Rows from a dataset
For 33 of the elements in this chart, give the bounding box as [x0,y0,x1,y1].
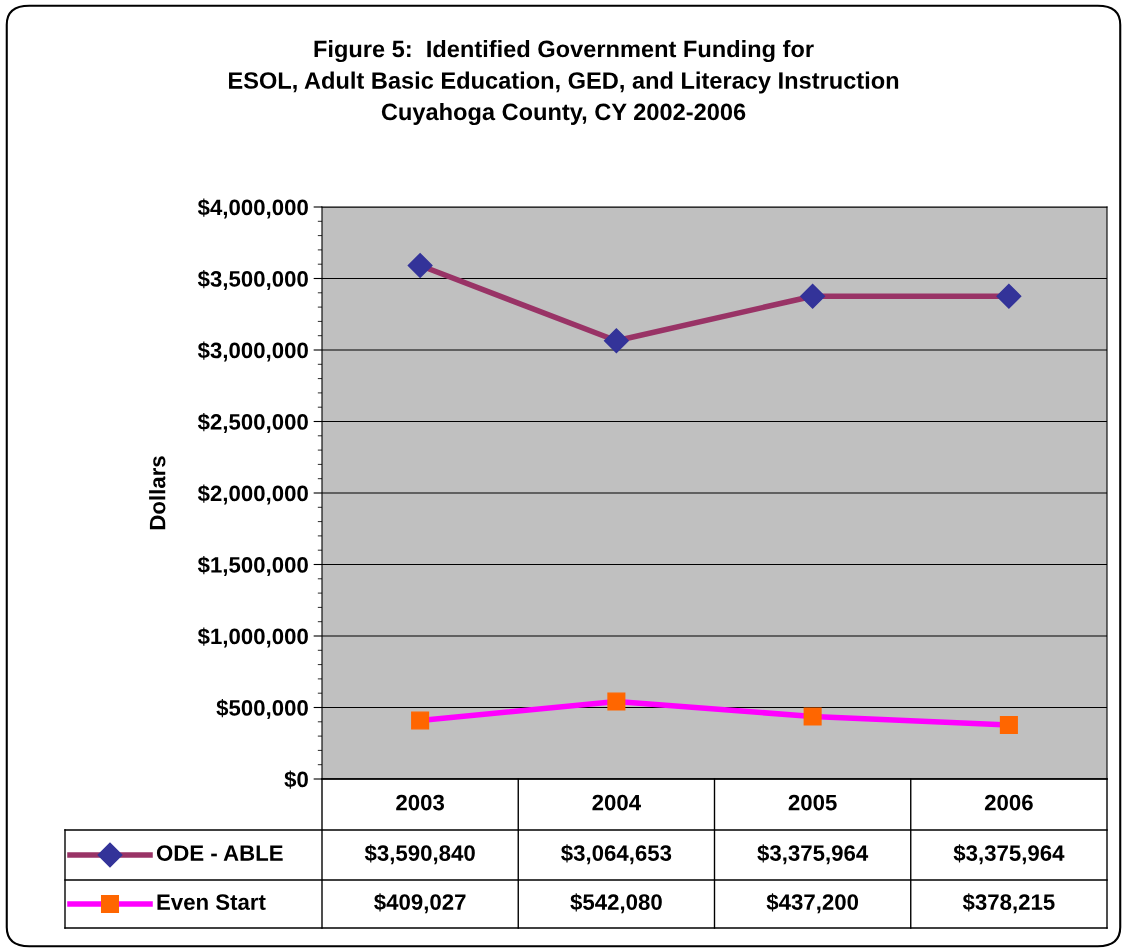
y-tick-label: $4,000,000 [197,198,308,219]
data-label: $3,590,840 [364,844,475,865]
y-tick-label: $1,500,000 [197,556,308,576]
point [999,715,1018,734]
x-tick-label: 2005 [788,794,837,811]
point [603,328,629,354]
x-tick-label: 2003 [396,794,445,811]
y-tick-label: $3,500,000 [197,270,308,290]
y-axis-title: Dollars [149,456,166,530]
data-label: $437,200 [766,893,859,914]
point [411,711,430,730]
y-tick-label: $2,500,000 [197,413,308,433]
data-label: $3,375,964 [953,844,1065,865]
y-tick-label: $3,000,000 [197,341,308,362]
point [607,692,626,711]
chart-title: Figure 5: Identified Government Funding for ESOL, Adult Basic Education, GED, and Literacy Instruction Cuyahoga County, CY 2002-2006 [229,40,899,126]
data-label: $409,027 [374,893,466,914]
data-label: $378,215 [962,893,1055,914]
y-tick-label: $1,000,000 [197,627,308,648]
data-label: $542,080 [570,893,662,914]
point [996,283,1022,309]
data-label: $3,064,653 [561,844,672,865]
data-label: $3,375,964 [757,844,869,865]
legend-label: ODE - ABLE [156,845,283,861]
x-tick-label: 2006 [984,794,1033,811]
x-tick-label: 2004 [592,794,641,811]
point [407,253,433,278]
point [800,283,826,309]
point [803,707,822,726]
y-tick-label: $0 [284,770,308,789]
legend-label: Even Start [157,894,266,910]
y-tick-label: $500,000 [216,699,308,719]
y-tick-label: $2,000,000 [197,484,308,505]
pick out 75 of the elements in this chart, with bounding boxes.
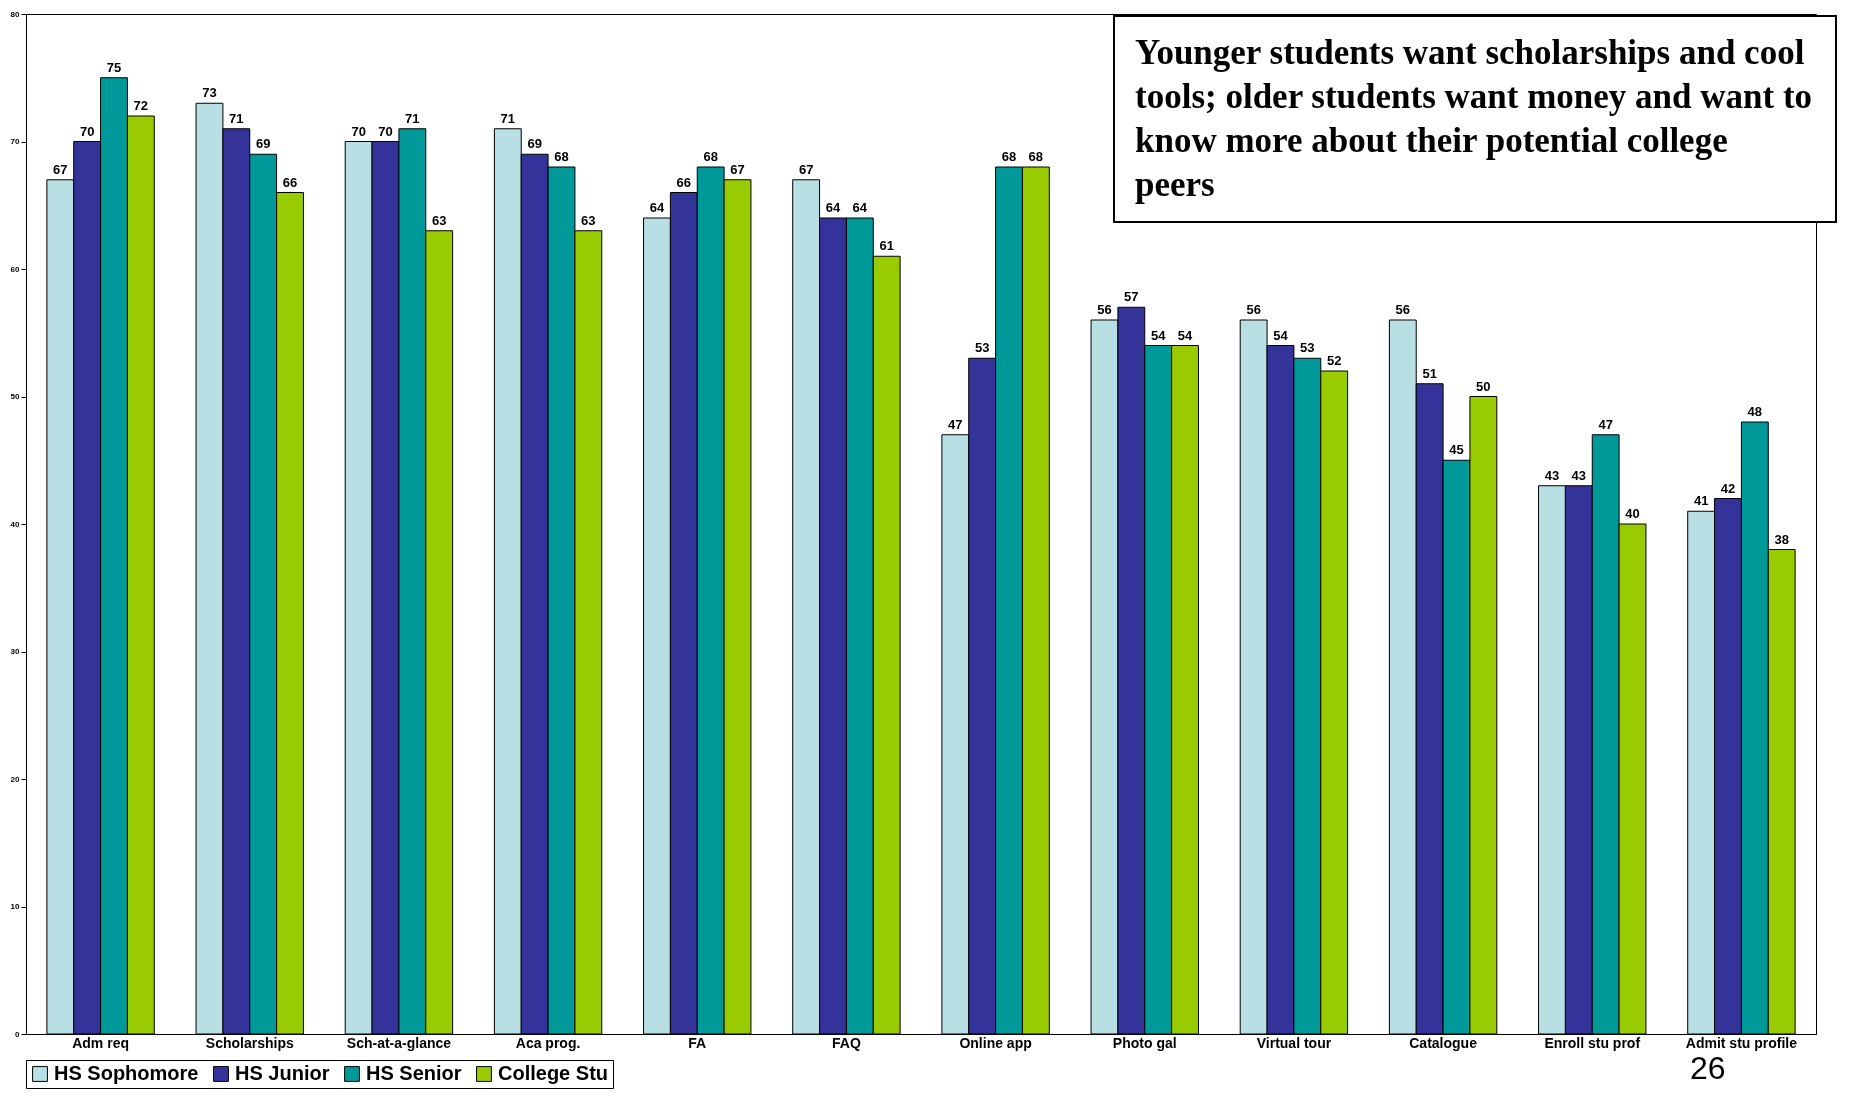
x-tick-label: FA xyxy=(688,1034,707,1051)
x-tick-label: Sch-at-a-glance xyxy=(346,1034,452,1051)
data-label: 47 xyxy=(1598,416,1613,432)
data-label: 66 xyxy=(282,174,298,190)
data-label: 53 xyxy=(1300,340,1315,356)
y-tick-label: 40 xyxy=(10,519,21,529)
data-label: 63 xyxy=(431,212,447,228)
y-tick-label: 0 xyxy=(15,1029,21,1039)
annotation: Younger students want scholarships and cool tools; older students want money and want to know more about their potential college peers xyxy=(1113,15,1837,223)
data-label: 75 xyxy=(106,59,122,75)
data-label: 54 xyxy=(1273,327,1289,343)
data-label: 73 xyxy=(202,85,217,101)
data-label: 41 xyxy=(1693,493,1709,509)
data-label: 68 xyxy=(1001,149,1017,164)
data-label: 42 xyxy=(1720,480,1736,496)
data-label: 72 xyxy=(133,98,149,113)
data-label: 56 xyxy=(1097,302,1112,317)
data-label: 71 xyxy=(500,110,516,126)
x-tick-label: Catalogue xyxy=(1409,1034,1478,1051)
y-tick-label: 30 xyxy=(10,647,21,656)
data-label: 64 xyxy=(852,200,868,215)
y-tick-label: 60 xyxy=(10,264,21,274)
data-label: 71 xyxy=(229,110,244,126)
data-label: 70 xyxy=(79,123,95,139)
y-tick-label: 10 xyxy=(10,902,21,911)
data-label: 54 xyxy=(1150,327,1167,343)
data-label: 67 xyxy=(53,161,68,177)
data-label: 68 xyxy=(1028,149,1044,164)
legend-label: HS Junior xyxy=(235,1062,330,1084)
legend-label: HS Senior xyxy=(366,1062,462,1084)
x-tick-label: Virtual tour xyxy=(1256,1034,1332,1051)
data-label: 50 xyxy=(1476,378,1491,394)
data-label: 43 xyxy=(1571,467,1587,483)
y-tick-label: 50 xyxy=(10,392,21,401)
data-label: 43 xyxy=(1544,467,1560,483)
data-label: 66 xyxy=(676,174,692,190)
data-label: 71 xyxy=(405,110,420,126)
y-tick-label: 80 xyxy=(10,9,21,19)
data-label: 68 xyxy=(554,149,569,164)
data-label: 48 xyxy=(1747,404,1763,419)
legend-label: HS Sophomore xyxy=(54,1062,199,1084)
y-tick-label: 70 xyxy=(10,137,21,146)
data-label: 64 xyxy=(825,200,841,215)
data-label: 54 xyxy=(1177,327,1194,343)
data-label: 40 xyxy=(1625,506,1640,521)
data-label: 38 xyxy=(1774,531,1789,547)
data-label: 45 xyxy=(1449,442,1464,458)
data-label: 70 xyxy=(378,123,393,139)
data-label: 70 xyxy=(351,123,366,139)
x-tick-label: Admit stu profile xyxy=(1685,1034,1798,1051)
data-label: 51 xyxy=(1422,365,1437,381)
data-label: 67 xyxy=(798,161,814,177)
data-label: 64 xyxy=(649,200,665,215)
data-label: 69 xyxy=(527,136,542,152)
data-label: 56 xyxy=(1395,302,1411,317)
legend-label: College Stu xyxy=(498,1062,609,1084)
x-tick-label: Aca prog. xyxy=(515,1034,581,1051)
data-label: 52 xyxy=(1326,353,1342,368)
data-label: 63 xyxy=(581,212,596,228)
text: 26 xyxy=(1690,1050,1726,1087)
x-tick-label: Enroll stu prof xyxy=(1544,1034,1641,1051)
x-tick-label: FAQ xyxy=(832,1034,861,1051)
data-label: 53 xyxy=(974,340,990,356)
x-tick-label: Scholarships xyxy=(205,1034,294,1051)
data-label: 67 xyxy=(730,161,745,177)
data-label: 68 xyxy=(703,149,718,164)
data-label: 61 xyxy=(879,238,894,254)
data-label: 56 xyxy=(1246,302,1261,317)
y-tick-label: 20 xyxy=(10,774,21,784)
data-label: 47 xyxy=(948,416,963,432)
x-tick-label: Adm req xyxy=(72,1034,129,1051)
x-tick-label: Online app xyxy=(959,1034,1032,1051)
x-tick-label: Photo gal xyxy=(1112,1034,1177,1051)
data-label: 69 xyxy=(255,136,271,152)
data-label: 57 xyxy=(1124,289,1139,305)
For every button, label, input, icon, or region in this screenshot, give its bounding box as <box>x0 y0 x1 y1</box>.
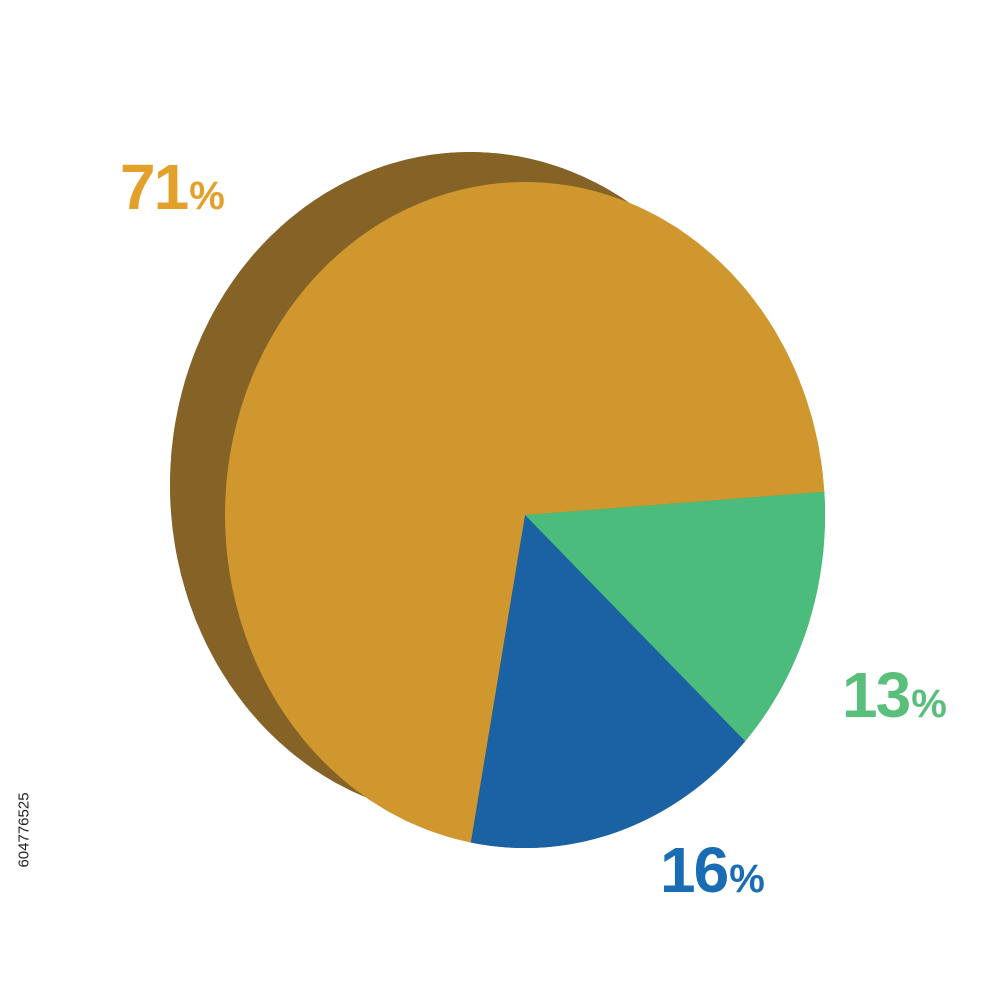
slice-13 <box>525 491 826 742</box>
slice-label-value: 16 <box>660 834 729 906</box>
slice-16 <box>470 515 746 848</box>
slice-label-16: 16% <box>660 838 765 902</box>
slice-label-value: 71 <box>120 151 189 223</box>
slice-71 <box>225 181 825 843</box>
stock-image-id: 604776525 <box>14 760 34 900</box>
pie-face-layer <box>225 181 826 848</box>
slice-label-unit: % <box>189 174 225 218</box>
stock-image-id-text: 604776525 <box>15 792 33 868</box>
slice-label-value: 13 <box>842 659 911 731</box>
slice-label-unit: % <box>729 857 765 901</box>
slice-label-unit: % <box>911 682 947 726</box>
slice-label-13: 13% <box>842 663 947 727</box>
slice-label-71: 71% <box>120 155 225 219</box>
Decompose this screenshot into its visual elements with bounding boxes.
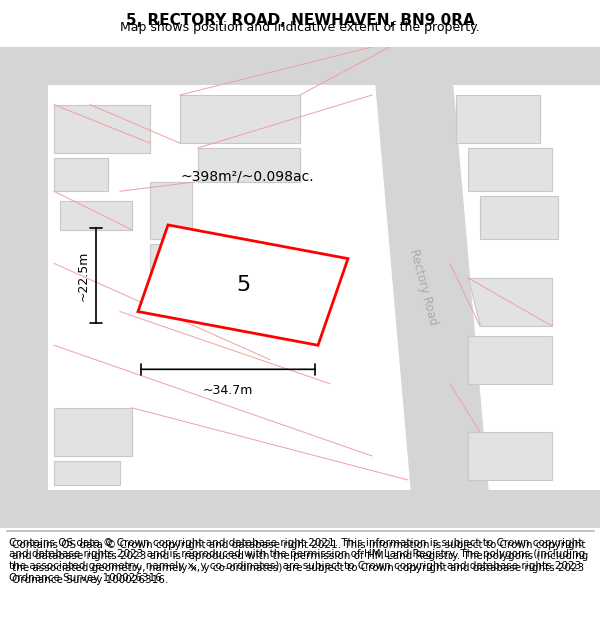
Polygon shape xyxy=(150,244,192,297)
Polygon shape xyxy=(138,225,348,345)
Polygon shape xyxy=(54,408,132,456)
Polygon shape xyxy=(150,182,192,239)
Polygon shape xyxy=(0,47,48,528)
Text: Contains OS data © Crown copyright and database right 2021. This information is : Contains OS data © Crown copyright and d… xyxy=(12,540,588,584)
Polygon shape xyxy=(480,196,558,239)
Polygon shape xyxy=(372,47,492,528)
Text: ~22.5m: ~22.5m xyxy=(77,250,90,301)
Text: Contains OS data © Crown copyright and database right 2021. This information is : Contains OS data © Crown copyright and d… xyxy=(9,538,585,582)
Polygon shape xyxy=(54,461,120,485)
Text: Rectory Road: Rectory Road xyxy=(407,248,439,327)
Text: ~398m²/~0.098ac.: ~398m²/~0.098ac. xyxy=(180,170,314,184)
Text: Map shows position and indicative extent of the property.: Map shows position and indicative extent… xyxy=(120,21,480,34)
Polygon shape xyxy=(198,148,300,182)
Text: 5, RECTORY ROAD, NEWHAVEN, BN9 0RA: 5, RECTORY ROAD, NEWHAVEN, BN9 0RA xyxy=(125,13,475,28)
Polygon shape xyxy=(54,158,108,191)
Polygon shape xyxy=(468,336,552,384)
Polygon shape xyxy=(468,278,552,326)
Polygon shape xyxy=(60,201,132,230)
Text: ~34.7m: ~34.7m xyxy=(203,384,253,397)
Polygon shape xyxy=(456,95,540,143)
Polygon shape xyxy=(468,432,552,480)
Text: 5: 5 xyxy=(236,275,250,295)
Polygon shape xyxy=(468,148,552,191)
Polygon shape xyxy=(0,489,600,528)
Polygon shape xyxy=(0,47,600,86)
Polygon shape xyxy=(180,95,300,143)
Polygon shape xyxy=(54,104,150,152)
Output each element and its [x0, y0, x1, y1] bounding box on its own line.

TASK REQUIREMENTS =
Copy verbatim the lines of the listing that run from the line containing "x-tick-label: FA xyxy=(688,1034,707,1051)" through the line containing "annotation: Younger students", including both of those lines.

FINAL RESULT =
x-tick-label: FA xyxy=(688,1034,707,1051)
x-tick-label: Sch-at-a-glance xyxy=(346,1034,452,1051)
data-label: 47 xyxy=(1598,416,1613,432)
data-label: 66 xyxy=(282,174,298,190)
data-label: 53 xyxy=(1300,340,1315,356)
y-tick-label: 40 xyxy=(10,519,21,529)
data-label: 63 xyxy=(431,212,447,228)
y-tick-label: 0 xyxy=(15,1029,21,1039)
annotation: Younger students want scholarships and cool tools; older students want money and want to know more about their potential college peers xyxy=(1113,15,1837,223)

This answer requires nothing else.